Stored entries >>
────
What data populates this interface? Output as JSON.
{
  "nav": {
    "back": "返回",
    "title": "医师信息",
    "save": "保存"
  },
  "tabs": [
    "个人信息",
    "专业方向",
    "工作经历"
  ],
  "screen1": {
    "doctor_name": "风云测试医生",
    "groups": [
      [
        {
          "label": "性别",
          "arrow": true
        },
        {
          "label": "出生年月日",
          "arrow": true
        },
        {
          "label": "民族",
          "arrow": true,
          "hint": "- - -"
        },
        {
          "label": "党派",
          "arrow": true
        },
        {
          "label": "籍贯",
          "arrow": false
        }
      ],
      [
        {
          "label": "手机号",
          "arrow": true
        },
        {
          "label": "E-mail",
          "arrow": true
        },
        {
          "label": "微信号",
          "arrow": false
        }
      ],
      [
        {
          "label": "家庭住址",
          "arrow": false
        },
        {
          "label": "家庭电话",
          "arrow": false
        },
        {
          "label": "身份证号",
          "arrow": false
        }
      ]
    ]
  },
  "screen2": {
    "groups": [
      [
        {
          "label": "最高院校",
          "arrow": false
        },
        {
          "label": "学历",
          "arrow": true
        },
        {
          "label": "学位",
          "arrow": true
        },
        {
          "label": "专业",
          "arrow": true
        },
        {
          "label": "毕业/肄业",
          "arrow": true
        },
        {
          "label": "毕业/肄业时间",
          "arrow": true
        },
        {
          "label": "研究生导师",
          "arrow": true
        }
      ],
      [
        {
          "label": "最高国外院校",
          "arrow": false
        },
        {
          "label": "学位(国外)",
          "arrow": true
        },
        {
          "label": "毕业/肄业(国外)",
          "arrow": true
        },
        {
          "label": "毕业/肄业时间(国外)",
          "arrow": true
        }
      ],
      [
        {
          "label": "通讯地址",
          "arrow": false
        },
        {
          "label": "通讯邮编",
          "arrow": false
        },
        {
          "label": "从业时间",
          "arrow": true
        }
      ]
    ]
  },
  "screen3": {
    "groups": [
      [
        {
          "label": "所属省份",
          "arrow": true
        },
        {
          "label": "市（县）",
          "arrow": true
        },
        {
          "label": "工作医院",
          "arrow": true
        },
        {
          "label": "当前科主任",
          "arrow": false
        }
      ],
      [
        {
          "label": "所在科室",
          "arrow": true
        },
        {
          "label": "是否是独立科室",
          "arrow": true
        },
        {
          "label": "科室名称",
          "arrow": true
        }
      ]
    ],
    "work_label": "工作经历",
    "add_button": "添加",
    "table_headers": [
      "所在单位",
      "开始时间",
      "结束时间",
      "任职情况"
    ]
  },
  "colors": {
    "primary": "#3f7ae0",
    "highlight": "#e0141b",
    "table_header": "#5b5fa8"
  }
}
────
What you will do >>
The records above need to be transcribed in full. Keep every character unchanged.

Exercise output >>
What data populates this interface? Output as JSON.
{
  "nav": {
    "back": "返回",
    "title": "医师信息",
    "save": "保存"
  },
  "tabs": [
    "个人信息",
    "专业方向",
    "工作经历"
  ],
  "screen1": {
    "doctor_name": "风云测试医生",
    "groups": [
      [
        {
          "label": "性别",
          "arrow": true
        },
        {
          "label": "出生年月日",
          "arrow": true
        },
        {
          "label": "民族",
          "arrow": true,
          "hint": "- - -"
        },
        {
          "label": "党派",
          "arrow": true
        },
        {
          "label": "籍贯",
          "arrow": false
        }
      ],
      [
        {
          "label": "手机号",
          "arrow": true
        },
        {
          "label": "E-mail",
          "arrow": true
        },
        {
          "label": "微信号",
          "arrow": false
        }
      ],
      [
        {
          "label": "家庭住址",
          "arrow": false
        },
        {
          "label": "家庭电话",
          "arrow": false
        },
        {
          "label": "身份证号",
          "arrow": false
        }
      ]
    ]
  },
  "screen2": {
    "groups": [
      [
        {
          "label": "最高院校",
          "arrow": false
        },
        {
          "label": "学历",
          "arrow": true
        },
        {
          "label": "学位",
          "arrow": true
        },
        {
          "label": "专业",
          "arrow": true
        },
        {
          "label": "毕业/肄业",
          "arrow": true
        },
        {
          "label": "毕业/肄业时间",
          "arrow": true
        },
        {
          "label": "研究生导师",
          "arrow": true
        }
      ],
      [
        {
          "label": "最高国外院校",
          "arrow": false
        },
        {
          "label": "学位(国外)",
          "arrow": true
        },
        {
          "label": "毕业/肄业(国外)",
          "arrow": true
        },
        {
          "label": "毕业/肄业时间(国外)",
          "arrow": true
        }
      ],
      [
        {
          "label": "通讯地址",
          "arrow": false
        },
        {
          "label": "通讯邮编",
          "arrow": false
        },
        {
          "label": "从业时间",
          "arrow": true
        }
      ]
    ]
  },
  "screen3": {
    "groups": [
      [
        {
          "label": "所属省份",
          "arrow": true
        },
        {
          "label": "市（县）",
          "arrow": true
        },
        {
          "label": "工作医院",
          "arrow": true
        },
        {
          "label": "当前科主任",
          "arrow": false
        }
      ],
      [
        {
          "label": "所在科室",
          "arrow": true
        },
        {
          "label": "是否是独立科室",
          "arrow": true
        },
        {
          "label": "科室名称",
          "arrow": true
        }
      ]
    ],
    "work_label": "工作经历",
    "add_button": "添加",
    "table_headers": [
      "所在单位",
      "开始时间",
      "结束时间",
      "任职情况"
    ]
  },
  "colors": {
    "primary": "#3f7ae0",
    "highlight": "#e0141b",
    "table_header": "#5b5fa8"
  }
}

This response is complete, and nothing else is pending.